## TASK BRIEF
Tell how many lines carry the word "Documents"; the reply is the number and nothing else.
>>>
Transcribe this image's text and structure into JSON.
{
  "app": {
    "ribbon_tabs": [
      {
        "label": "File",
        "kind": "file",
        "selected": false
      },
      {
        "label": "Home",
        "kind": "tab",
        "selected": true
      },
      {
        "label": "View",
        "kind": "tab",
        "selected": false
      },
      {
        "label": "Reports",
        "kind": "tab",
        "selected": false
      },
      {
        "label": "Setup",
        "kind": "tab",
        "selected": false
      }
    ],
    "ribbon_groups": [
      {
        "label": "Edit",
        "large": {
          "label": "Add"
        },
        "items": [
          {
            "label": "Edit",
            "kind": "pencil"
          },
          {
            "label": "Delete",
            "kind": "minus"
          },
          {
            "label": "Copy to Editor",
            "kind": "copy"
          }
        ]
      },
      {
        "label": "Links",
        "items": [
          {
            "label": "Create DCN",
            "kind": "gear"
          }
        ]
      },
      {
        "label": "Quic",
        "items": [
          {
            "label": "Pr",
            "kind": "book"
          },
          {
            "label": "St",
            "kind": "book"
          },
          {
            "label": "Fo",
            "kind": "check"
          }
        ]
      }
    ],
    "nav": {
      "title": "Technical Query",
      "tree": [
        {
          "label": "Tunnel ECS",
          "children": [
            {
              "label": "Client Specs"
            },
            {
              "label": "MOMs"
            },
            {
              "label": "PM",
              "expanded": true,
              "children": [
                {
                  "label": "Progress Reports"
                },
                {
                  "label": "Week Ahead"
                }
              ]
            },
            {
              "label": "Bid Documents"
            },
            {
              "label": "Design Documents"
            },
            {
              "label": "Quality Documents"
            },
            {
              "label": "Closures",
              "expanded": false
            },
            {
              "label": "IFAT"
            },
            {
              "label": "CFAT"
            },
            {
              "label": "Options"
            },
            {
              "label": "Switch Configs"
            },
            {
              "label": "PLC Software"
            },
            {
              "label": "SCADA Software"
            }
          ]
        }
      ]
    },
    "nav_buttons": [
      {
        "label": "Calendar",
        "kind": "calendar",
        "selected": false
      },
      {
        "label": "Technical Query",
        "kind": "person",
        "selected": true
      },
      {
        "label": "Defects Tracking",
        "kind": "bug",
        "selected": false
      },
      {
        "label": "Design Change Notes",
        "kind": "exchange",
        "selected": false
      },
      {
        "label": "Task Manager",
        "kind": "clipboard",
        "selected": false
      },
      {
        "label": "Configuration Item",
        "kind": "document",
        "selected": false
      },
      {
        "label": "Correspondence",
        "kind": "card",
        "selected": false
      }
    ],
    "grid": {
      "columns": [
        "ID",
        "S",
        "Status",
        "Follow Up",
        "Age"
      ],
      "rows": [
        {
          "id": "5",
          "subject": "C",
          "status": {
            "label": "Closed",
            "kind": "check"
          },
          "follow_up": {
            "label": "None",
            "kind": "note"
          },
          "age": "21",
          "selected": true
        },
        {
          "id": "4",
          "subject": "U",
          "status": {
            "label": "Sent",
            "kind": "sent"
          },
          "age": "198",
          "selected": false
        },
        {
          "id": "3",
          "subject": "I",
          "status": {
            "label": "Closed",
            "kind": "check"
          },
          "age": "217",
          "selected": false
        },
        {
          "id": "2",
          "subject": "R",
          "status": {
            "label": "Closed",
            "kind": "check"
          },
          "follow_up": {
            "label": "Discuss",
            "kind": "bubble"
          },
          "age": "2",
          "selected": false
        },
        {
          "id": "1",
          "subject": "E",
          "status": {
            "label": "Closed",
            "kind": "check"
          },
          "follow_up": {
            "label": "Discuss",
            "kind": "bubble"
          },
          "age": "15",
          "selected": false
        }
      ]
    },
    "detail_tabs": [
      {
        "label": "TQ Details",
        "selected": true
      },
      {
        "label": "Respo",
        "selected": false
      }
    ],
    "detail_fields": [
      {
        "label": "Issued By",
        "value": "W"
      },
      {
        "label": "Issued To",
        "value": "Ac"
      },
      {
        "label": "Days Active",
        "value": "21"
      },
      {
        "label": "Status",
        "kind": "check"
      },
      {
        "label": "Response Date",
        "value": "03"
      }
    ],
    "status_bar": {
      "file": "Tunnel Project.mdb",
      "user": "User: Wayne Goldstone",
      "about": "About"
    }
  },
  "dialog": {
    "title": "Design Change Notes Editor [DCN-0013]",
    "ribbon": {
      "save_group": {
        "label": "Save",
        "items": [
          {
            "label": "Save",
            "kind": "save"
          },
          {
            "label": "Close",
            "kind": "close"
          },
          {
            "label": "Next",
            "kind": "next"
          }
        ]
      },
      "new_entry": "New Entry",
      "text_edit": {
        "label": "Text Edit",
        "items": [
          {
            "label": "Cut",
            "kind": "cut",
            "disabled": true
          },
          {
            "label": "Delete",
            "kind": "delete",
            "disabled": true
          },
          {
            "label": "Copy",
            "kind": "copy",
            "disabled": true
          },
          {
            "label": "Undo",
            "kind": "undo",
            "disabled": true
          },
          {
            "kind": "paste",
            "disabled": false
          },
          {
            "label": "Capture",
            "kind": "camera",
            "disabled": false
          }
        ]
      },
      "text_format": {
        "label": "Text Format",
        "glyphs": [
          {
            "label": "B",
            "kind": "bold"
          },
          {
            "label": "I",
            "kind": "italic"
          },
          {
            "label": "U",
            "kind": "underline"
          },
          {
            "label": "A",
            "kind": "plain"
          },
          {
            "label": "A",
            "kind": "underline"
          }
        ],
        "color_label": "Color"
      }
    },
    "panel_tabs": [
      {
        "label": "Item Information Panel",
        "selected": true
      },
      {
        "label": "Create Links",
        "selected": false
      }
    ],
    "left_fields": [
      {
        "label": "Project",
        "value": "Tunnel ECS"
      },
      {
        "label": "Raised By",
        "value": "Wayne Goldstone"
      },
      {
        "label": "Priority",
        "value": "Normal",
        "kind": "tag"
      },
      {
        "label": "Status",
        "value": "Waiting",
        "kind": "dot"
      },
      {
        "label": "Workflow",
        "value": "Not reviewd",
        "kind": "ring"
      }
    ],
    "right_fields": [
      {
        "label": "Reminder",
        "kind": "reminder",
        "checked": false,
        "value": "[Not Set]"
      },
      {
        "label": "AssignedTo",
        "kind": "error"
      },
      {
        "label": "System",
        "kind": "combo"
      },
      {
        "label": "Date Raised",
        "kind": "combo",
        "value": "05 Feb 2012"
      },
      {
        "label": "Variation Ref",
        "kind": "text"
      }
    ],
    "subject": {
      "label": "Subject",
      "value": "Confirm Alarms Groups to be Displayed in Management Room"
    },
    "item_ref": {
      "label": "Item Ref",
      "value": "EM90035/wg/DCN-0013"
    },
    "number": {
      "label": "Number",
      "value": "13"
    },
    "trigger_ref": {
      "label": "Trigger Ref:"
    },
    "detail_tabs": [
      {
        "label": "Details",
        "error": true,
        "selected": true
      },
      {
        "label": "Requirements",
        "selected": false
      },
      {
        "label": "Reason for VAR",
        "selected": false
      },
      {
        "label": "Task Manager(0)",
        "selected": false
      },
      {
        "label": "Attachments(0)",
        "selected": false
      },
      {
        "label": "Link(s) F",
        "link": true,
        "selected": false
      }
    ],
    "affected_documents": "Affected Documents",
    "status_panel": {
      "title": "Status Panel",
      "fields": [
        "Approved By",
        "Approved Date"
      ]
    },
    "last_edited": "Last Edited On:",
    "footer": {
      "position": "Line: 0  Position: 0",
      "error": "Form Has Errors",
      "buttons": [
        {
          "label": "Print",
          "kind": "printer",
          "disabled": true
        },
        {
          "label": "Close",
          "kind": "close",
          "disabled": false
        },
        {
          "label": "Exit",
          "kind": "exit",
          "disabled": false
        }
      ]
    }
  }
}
<<<
## EXERCISE OUTPUT
4